* **Task to complete**
Go through the lines below and copy each one that holds the string "Peak".

####

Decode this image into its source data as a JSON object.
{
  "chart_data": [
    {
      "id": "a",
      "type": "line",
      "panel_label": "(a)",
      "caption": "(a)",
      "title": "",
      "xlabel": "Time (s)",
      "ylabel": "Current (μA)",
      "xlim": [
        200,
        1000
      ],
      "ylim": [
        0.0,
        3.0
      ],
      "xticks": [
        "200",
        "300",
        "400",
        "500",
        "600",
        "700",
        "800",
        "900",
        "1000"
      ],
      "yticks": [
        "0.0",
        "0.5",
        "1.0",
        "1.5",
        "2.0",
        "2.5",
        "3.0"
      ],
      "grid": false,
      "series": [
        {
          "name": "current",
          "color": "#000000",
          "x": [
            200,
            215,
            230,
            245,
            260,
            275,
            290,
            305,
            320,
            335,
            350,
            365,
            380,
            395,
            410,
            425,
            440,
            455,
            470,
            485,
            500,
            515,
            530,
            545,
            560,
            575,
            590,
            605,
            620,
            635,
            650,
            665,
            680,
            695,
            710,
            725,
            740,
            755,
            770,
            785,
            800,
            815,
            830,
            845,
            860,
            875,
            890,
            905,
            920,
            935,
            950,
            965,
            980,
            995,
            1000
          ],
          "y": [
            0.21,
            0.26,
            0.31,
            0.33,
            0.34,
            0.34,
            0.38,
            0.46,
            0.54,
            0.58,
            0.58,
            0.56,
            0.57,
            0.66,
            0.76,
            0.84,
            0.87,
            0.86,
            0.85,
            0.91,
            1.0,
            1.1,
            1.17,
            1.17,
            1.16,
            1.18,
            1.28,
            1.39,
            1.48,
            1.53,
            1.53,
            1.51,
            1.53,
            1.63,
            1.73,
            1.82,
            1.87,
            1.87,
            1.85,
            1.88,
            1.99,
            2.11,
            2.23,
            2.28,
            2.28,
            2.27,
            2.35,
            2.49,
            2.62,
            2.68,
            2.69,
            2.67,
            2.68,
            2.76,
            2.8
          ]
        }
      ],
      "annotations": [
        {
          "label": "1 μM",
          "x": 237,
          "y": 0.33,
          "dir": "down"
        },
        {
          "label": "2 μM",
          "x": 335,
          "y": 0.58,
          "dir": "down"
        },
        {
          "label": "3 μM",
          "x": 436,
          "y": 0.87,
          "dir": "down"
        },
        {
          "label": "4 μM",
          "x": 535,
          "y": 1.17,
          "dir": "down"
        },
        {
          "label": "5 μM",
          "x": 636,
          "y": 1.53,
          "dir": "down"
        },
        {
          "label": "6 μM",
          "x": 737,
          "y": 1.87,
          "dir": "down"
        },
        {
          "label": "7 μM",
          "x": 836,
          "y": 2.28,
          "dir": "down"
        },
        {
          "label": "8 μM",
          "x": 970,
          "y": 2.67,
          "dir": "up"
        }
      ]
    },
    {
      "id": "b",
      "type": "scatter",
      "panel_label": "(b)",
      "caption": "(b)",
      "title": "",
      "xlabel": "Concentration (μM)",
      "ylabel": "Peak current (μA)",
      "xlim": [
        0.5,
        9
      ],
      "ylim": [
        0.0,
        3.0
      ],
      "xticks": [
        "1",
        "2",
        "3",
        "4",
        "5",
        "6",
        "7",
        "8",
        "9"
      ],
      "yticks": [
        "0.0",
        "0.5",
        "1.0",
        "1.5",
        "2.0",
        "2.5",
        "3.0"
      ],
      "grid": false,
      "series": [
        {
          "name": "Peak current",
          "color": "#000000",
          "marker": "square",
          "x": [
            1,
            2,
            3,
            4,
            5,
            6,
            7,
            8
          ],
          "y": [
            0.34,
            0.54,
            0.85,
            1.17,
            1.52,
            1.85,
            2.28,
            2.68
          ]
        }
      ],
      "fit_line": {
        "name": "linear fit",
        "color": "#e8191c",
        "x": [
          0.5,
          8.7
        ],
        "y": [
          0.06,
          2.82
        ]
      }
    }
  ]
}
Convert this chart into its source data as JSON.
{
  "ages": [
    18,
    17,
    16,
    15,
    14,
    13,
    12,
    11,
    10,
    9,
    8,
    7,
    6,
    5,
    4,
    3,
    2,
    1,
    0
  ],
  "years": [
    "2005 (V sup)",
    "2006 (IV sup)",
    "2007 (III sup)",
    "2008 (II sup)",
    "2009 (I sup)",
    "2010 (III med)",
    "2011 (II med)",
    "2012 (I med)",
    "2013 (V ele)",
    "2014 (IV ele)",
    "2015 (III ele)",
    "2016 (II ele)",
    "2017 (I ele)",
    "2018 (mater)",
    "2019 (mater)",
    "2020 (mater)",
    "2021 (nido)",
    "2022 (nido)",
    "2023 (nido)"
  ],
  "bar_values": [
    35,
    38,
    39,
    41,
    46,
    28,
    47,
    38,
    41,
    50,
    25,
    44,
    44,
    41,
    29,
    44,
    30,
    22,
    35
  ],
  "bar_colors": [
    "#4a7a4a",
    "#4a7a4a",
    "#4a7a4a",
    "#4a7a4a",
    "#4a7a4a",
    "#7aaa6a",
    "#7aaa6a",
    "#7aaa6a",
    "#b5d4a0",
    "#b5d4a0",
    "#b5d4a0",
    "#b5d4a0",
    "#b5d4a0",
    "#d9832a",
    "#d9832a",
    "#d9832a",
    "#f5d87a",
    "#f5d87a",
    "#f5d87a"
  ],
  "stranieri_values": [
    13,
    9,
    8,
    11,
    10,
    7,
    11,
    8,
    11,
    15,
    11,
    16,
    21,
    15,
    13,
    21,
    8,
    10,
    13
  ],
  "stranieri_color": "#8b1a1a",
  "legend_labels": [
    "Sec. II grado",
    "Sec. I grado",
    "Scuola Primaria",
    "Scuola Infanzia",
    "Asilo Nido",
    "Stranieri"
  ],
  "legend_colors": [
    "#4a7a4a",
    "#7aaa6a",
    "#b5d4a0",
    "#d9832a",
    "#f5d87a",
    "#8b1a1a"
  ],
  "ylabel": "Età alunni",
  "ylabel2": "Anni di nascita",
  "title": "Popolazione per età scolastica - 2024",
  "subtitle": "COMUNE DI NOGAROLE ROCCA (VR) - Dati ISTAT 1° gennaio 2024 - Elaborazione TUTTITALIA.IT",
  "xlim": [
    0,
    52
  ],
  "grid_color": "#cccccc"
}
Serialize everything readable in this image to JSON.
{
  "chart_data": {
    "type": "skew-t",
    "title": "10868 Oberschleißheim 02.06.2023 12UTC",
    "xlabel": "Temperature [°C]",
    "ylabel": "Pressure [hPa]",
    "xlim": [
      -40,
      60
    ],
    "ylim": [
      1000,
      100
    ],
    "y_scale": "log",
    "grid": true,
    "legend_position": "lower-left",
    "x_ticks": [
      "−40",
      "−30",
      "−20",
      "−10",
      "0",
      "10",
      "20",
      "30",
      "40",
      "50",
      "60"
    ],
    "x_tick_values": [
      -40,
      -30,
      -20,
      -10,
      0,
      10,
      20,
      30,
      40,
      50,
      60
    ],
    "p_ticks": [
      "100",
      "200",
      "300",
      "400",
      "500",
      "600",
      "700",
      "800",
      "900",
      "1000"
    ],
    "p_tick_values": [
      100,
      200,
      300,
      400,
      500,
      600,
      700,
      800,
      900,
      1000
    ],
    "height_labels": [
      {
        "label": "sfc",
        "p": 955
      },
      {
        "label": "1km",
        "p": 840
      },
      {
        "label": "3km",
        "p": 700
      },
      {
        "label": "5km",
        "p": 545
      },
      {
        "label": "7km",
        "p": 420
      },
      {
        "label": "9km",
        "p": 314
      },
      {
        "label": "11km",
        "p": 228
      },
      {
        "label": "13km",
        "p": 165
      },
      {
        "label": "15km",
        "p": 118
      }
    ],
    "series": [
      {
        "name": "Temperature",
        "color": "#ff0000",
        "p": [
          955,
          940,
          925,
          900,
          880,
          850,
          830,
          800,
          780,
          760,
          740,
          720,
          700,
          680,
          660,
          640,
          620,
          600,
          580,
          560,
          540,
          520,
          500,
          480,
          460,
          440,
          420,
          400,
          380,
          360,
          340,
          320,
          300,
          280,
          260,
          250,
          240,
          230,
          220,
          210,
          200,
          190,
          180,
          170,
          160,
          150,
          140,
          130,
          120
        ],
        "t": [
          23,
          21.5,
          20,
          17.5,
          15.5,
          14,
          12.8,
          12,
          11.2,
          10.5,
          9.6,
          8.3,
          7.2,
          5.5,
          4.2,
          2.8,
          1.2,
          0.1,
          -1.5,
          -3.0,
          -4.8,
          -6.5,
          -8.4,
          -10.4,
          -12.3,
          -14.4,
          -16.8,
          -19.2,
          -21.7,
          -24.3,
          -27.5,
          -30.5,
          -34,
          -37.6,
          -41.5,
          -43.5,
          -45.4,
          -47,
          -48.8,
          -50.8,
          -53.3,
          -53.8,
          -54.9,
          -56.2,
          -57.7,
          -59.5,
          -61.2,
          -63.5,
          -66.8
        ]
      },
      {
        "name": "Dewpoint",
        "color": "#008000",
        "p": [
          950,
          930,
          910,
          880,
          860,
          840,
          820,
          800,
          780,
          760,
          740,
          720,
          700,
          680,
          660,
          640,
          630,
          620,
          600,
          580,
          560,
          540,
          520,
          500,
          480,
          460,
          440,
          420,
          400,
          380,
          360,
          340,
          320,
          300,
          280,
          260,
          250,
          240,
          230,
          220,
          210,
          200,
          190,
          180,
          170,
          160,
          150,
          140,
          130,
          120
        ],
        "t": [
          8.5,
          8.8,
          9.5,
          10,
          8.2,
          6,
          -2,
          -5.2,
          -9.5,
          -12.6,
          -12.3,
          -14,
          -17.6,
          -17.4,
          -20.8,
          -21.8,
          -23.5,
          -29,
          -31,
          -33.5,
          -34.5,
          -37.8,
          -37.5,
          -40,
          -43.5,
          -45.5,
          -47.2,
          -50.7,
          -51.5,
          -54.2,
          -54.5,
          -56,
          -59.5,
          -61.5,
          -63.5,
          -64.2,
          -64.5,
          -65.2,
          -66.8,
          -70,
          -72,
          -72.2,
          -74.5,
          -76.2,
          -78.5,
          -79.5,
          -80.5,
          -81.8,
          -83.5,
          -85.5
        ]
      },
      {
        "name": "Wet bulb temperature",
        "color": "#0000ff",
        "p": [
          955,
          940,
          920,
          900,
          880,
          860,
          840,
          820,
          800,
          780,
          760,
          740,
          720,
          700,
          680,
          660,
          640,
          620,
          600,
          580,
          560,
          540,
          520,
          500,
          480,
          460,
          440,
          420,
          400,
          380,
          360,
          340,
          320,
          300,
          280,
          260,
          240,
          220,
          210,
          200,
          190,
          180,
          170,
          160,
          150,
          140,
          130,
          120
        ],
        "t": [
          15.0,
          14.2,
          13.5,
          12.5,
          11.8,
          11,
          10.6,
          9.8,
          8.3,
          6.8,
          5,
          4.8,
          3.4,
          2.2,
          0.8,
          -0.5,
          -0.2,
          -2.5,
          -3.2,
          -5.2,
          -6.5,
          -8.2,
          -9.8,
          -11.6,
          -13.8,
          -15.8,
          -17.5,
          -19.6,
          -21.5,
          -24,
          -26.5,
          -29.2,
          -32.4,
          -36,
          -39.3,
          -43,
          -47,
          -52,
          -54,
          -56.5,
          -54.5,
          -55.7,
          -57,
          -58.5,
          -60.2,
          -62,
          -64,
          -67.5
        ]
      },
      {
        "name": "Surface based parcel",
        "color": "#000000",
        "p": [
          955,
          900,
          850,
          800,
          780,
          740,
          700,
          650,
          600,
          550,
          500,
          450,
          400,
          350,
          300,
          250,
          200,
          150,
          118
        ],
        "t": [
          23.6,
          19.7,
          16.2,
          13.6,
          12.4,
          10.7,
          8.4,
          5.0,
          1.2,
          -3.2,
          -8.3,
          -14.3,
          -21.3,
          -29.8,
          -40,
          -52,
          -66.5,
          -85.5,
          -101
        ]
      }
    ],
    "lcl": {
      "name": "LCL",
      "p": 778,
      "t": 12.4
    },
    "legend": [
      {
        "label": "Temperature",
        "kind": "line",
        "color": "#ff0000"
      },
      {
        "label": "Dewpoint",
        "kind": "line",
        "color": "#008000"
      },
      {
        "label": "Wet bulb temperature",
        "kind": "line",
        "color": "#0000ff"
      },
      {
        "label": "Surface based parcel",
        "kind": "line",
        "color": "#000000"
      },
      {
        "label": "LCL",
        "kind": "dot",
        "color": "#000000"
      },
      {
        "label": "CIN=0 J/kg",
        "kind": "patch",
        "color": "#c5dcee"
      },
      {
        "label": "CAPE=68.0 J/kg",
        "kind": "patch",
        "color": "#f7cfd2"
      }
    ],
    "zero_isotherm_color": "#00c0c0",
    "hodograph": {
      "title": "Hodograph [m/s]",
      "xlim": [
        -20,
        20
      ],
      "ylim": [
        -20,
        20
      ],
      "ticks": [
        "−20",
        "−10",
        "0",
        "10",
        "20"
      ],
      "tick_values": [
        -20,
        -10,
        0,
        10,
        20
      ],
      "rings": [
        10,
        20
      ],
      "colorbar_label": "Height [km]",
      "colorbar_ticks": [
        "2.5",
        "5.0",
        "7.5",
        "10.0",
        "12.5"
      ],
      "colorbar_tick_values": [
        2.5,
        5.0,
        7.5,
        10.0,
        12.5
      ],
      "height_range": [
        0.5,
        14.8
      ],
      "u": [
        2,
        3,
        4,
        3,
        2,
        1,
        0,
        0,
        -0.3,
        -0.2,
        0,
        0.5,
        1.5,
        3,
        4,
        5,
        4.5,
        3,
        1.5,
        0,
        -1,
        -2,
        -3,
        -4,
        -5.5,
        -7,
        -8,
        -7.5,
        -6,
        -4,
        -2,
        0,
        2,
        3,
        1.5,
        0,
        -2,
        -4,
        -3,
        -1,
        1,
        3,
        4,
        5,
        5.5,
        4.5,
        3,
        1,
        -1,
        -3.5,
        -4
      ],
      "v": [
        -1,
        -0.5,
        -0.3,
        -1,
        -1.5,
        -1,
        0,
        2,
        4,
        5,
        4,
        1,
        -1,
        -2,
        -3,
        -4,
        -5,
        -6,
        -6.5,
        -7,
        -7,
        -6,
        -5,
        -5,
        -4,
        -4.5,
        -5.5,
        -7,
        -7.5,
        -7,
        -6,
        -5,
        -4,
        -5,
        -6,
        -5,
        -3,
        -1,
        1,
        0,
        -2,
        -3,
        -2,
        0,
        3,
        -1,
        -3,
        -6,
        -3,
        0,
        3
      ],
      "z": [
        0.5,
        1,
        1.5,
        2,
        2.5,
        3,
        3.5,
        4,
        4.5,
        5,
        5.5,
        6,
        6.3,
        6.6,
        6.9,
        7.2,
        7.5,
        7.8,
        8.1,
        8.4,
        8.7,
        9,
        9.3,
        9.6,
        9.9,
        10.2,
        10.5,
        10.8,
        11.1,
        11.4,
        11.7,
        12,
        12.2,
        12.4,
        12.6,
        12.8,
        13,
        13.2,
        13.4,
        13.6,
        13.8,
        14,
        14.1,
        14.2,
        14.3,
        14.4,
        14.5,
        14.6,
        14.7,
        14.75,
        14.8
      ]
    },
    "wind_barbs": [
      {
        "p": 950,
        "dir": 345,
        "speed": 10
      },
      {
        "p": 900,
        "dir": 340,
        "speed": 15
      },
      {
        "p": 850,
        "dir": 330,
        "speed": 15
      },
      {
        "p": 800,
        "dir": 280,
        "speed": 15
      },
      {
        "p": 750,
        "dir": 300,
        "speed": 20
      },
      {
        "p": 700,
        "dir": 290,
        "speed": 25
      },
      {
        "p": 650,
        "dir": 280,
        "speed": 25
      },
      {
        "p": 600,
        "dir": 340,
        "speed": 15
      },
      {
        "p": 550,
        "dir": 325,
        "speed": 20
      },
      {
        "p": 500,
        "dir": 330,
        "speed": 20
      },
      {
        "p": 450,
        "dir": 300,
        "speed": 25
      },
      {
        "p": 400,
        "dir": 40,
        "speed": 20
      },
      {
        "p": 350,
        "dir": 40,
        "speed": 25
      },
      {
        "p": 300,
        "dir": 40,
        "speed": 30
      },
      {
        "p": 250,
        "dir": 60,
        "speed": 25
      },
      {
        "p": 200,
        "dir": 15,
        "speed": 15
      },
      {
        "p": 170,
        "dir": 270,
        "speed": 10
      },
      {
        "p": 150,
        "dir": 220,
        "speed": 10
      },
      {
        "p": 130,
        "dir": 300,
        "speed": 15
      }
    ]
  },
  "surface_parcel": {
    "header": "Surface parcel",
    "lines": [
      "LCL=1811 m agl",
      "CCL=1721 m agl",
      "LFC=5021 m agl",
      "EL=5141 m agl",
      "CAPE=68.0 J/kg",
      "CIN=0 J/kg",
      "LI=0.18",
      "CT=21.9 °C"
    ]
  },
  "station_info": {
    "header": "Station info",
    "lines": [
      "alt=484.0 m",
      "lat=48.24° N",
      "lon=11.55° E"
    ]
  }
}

####

* **Response**
      "ylabel": "Peak current (μA)",
          "name": "Peak current",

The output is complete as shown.